--- Provided records ---
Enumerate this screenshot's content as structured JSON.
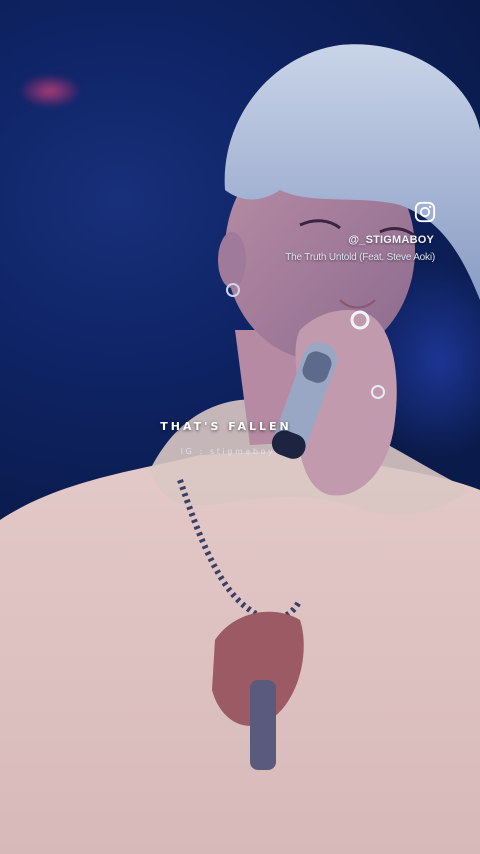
{
  "overlay": {
    "icon": "instagram-icon",
    "handle": "@_STIGMABOY",
    "song_title": "The Truth Untold (Feat. Steve Aoki)",
    "lyric": "THAT'S FALLEN",
    "watermark": "IG : stigmaboy"
  },
  "colors": {
    "background": "#0a1a4a",
    "stage_blue": "#0f2466",
    "text": "#ffffff"
  }
}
---
◆ **The problem**: Reproduce the entries above without change, omitting all pictures.

◆ **Exercise solution**:
Enumerate this screenshot's content as structured JSON.
{
  "overlay": {
    "icon": "instagram-icon",
    "handle": "@_STIGMABOY",
    "song_title": "The Truth Untold (Feat. Steve Aoki)",
    "lyric": "THAT'S FALLEN",
    "watermark": "IG : stigmaboy"
  },
  "colors": {
    "background": "#0a1a4a",
    "stage_blue": "#0f2466",
    "text": "#ffffff"
  }
}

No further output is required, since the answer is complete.